↓

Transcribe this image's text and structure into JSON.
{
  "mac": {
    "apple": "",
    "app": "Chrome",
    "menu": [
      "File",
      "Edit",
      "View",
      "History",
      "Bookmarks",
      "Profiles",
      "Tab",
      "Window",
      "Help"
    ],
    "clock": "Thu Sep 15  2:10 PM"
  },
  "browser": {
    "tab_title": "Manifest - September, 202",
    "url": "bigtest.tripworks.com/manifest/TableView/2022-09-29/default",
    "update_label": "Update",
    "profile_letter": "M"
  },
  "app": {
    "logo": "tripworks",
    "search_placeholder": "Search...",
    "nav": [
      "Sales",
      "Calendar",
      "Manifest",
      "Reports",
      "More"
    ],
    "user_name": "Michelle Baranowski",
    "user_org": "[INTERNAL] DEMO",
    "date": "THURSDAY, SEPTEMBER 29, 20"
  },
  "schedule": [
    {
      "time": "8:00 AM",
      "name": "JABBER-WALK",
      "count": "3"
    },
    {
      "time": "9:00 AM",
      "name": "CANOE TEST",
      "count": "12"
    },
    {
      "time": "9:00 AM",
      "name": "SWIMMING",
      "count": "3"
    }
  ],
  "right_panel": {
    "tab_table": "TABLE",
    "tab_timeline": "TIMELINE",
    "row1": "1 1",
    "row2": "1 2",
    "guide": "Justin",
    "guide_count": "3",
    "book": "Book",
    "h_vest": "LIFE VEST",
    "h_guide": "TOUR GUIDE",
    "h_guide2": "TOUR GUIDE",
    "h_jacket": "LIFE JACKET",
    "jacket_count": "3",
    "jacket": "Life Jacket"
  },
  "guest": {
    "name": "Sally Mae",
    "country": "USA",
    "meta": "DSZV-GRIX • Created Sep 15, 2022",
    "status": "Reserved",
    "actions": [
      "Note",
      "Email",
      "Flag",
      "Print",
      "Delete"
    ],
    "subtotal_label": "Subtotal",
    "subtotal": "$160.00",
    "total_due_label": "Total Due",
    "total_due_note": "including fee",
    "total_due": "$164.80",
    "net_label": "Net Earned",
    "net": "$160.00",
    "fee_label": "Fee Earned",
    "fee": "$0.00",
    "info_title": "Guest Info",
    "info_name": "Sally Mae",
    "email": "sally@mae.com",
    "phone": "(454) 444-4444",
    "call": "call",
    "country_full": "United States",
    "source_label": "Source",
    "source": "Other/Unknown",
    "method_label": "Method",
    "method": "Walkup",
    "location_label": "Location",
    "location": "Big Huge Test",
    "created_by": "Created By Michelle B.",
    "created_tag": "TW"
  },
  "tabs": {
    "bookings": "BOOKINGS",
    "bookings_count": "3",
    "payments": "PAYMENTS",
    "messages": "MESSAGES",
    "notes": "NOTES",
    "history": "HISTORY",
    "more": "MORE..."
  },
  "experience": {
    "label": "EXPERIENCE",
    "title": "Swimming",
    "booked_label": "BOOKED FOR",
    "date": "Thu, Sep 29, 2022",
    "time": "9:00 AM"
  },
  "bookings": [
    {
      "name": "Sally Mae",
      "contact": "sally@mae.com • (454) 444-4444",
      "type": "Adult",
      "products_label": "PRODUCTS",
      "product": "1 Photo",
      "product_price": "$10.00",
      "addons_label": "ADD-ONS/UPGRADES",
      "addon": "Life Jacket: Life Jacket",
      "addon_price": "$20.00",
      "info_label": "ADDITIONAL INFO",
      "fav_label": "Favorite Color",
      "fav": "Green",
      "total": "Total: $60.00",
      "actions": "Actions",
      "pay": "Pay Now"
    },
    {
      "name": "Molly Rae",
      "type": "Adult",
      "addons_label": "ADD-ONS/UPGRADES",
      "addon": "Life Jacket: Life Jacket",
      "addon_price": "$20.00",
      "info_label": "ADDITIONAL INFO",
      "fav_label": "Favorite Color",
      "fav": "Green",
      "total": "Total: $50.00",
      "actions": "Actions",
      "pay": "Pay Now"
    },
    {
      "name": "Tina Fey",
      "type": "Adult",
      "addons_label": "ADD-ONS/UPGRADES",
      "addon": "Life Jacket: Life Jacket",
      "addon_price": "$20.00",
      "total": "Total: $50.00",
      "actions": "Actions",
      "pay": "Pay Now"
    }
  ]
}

↑

§ What needs to be done
Using the listing above, show each line holding the string "Earned".

§ Exercise output
    "net_label": "Net Earned",
    "fee_label": "Fee Earned",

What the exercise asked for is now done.